# Exercise description:
Return each line containing "маслом".

# Records shown:
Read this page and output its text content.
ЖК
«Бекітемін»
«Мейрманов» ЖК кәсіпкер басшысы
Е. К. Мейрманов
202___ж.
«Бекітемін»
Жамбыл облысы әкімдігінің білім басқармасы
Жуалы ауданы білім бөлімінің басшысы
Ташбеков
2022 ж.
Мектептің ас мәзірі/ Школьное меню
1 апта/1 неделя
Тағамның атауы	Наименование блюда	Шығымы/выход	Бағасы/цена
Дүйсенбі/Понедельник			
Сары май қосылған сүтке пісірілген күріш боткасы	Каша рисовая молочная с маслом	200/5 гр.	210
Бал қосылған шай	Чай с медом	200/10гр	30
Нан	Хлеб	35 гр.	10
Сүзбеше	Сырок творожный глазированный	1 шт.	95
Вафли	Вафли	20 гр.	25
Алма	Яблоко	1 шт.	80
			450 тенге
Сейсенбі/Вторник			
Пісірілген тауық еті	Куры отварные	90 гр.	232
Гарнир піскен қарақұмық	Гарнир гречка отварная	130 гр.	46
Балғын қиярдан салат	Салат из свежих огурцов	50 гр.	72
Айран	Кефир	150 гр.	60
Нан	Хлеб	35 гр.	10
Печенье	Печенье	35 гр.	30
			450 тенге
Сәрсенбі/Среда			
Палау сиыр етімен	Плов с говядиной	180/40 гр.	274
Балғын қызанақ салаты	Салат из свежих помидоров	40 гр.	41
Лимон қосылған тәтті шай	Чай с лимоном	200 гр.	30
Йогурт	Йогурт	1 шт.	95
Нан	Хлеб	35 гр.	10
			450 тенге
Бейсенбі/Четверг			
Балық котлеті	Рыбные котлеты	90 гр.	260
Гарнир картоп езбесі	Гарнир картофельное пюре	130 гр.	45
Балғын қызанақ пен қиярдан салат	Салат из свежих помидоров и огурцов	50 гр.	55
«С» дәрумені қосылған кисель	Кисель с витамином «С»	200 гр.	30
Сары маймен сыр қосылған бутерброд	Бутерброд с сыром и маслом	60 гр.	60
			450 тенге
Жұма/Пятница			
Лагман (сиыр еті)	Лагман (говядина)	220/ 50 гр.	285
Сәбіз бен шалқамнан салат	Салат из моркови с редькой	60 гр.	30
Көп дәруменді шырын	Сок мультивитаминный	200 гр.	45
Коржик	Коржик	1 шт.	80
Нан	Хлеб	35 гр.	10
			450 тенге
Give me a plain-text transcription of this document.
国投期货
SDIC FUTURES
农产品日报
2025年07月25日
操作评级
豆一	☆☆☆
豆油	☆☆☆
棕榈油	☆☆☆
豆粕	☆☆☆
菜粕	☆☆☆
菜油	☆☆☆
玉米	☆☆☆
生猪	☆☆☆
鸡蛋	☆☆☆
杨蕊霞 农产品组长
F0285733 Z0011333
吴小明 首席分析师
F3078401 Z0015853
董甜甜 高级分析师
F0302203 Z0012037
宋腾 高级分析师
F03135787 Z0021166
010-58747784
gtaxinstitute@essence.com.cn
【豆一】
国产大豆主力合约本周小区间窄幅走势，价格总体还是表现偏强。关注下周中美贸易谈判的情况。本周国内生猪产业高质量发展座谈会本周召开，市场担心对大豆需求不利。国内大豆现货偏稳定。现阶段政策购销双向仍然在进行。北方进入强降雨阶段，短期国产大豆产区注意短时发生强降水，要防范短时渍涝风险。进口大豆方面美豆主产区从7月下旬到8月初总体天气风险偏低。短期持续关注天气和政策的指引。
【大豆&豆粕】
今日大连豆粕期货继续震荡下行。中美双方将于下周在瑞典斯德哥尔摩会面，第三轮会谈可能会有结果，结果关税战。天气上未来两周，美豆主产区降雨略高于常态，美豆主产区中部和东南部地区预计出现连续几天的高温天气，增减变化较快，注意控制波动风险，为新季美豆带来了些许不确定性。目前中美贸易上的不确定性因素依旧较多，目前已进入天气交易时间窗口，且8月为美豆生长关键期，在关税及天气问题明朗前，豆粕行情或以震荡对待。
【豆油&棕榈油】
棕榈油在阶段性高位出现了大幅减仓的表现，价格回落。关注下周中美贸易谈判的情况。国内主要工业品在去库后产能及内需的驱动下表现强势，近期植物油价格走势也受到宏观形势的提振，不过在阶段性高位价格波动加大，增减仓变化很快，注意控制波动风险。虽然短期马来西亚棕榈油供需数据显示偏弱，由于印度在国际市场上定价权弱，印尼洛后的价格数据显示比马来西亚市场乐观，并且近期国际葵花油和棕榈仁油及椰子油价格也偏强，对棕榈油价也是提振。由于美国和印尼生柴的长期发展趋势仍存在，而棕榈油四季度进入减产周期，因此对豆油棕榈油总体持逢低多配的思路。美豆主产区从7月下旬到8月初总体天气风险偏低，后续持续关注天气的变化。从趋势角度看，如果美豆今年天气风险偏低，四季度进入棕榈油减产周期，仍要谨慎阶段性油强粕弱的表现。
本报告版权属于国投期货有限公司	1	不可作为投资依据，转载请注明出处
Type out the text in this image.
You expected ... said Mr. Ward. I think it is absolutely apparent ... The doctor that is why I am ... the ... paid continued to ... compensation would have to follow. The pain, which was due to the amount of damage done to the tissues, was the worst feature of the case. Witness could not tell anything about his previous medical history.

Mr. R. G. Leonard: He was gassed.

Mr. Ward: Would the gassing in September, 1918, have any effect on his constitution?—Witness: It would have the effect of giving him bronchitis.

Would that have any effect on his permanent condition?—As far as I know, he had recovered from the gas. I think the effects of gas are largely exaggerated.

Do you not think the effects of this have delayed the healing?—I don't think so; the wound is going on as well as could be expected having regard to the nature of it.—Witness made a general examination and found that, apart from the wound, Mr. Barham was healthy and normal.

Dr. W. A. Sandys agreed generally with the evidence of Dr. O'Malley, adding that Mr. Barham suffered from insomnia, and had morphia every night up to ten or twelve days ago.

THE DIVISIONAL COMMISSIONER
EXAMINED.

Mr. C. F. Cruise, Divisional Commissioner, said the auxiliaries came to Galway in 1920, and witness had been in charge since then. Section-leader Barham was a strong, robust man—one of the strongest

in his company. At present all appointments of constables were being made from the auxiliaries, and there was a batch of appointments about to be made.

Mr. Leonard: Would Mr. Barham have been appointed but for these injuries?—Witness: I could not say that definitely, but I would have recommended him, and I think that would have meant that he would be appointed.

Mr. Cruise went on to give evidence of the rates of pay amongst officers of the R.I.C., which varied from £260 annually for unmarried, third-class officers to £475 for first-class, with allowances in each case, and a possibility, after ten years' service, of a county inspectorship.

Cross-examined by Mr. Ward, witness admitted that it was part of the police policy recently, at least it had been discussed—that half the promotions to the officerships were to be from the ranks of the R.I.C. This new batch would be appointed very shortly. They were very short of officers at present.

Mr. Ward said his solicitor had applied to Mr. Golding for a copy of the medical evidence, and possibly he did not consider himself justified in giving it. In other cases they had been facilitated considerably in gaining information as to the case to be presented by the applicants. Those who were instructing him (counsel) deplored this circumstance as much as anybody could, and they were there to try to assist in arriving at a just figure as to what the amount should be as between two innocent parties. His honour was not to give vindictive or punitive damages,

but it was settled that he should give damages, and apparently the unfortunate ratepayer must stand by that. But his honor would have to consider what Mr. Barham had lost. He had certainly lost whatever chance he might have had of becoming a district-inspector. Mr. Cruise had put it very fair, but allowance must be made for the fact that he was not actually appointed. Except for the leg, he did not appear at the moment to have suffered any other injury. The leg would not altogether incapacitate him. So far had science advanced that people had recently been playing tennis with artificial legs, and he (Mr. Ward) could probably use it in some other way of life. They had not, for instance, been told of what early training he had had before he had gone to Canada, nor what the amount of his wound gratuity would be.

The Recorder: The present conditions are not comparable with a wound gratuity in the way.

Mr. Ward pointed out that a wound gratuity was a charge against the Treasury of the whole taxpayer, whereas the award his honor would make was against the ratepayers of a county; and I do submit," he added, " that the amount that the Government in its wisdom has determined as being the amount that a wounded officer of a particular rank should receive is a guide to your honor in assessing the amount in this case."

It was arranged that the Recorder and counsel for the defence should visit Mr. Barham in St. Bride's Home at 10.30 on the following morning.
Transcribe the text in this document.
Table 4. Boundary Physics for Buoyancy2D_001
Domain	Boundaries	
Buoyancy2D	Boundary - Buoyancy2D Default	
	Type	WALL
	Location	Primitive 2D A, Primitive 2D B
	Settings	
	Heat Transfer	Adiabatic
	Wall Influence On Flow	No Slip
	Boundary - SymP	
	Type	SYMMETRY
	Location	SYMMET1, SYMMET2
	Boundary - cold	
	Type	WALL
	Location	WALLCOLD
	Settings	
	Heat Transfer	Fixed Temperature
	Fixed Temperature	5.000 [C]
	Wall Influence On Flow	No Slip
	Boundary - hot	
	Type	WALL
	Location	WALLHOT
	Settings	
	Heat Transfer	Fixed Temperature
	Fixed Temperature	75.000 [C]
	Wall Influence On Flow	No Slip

# Answer in full:
Сары май қосылған сүтке пісірілген күріш боткасы	Каша рисовая молочная с маслом	200/5 гр.	210
Сары маймен сыр қосылған бутерброд	Бутерброд с сыром и маслом	60 гр.	60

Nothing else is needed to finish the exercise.